MATERIAL SHOWN>
┄┄┄┄┄┄

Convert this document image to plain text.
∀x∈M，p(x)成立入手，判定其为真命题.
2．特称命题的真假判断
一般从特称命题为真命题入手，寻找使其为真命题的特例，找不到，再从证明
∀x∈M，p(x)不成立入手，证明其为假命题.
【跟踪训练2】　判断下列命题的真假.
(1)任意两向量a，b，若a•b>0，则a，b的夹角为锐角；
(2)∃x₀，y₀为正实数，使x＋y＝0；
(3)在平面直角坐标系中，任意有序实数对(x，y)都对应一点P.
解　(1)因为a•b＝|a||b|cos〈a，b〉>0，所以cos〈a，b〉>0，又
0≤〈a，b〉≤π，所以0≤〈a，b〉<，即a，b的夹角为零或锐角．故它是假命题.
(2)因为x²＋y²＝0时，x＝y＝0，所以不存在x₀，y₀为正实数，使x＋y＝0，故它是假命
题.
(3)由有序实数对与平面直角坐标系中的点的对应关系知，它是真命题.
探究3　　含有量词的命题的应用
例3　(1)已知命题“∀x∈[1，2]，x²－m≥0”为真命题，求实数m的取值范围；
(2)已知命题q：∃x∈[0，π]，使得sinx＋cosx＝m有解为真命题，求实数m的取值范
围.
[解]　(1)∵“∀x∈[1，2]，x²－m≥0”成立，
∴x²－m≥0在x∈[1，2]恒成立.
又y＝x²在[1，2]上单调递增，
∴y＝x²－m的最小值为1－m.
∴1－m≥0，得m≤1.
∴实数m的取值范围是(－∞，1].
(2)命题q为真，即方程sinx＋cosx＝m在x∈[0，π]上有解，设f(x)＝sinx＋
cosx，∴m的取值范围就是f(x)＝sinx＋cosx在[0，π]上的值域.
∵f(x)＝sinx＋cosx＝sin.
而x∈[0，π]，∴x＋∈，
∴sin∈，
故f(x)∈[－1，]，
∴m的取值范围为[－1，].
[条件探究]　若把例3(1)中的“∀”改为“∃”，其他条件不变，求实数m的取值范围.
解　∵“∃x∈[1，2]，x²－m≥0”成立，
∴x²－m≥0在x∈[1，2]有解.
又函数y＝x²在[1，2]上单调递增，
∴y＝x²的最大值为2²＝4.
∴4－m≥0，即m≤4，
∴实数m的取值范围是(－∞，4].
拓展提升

┄┄┄┄┄┄

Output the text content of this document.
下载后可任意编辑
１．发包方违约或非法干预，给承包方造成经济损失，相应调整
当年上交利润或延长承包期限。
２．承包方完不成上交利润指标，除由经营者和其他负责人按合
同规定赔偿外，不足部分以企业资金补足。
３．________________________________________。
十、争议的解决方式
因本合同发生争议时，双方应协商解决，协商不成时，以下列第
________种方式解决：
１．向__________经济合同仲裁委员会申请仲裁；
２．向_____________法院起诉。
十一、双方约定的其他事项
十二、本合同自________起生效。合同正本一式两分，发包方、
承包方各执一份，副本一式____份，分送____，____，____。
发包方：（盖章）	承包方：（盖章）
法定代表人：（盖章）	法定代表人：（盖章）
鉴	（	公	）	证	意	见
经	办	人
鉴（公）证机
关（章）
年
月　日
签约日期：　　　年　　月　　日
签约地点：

┄┄┄┄┄┄

PROBLEM TO SOLVE>
Check each line of the records above for the string "求实数m的取值范围", and report every line that has it.

EXERCISE RESPONSE>
例3　(1)已知命题“∀x∈[1，2]，x²－m≥0”为真命题，求实数m的取值范围；
[条件探究]　若把例3(1)中的“∀”改为“∃”，其他条件不变，求实数m的取值范围.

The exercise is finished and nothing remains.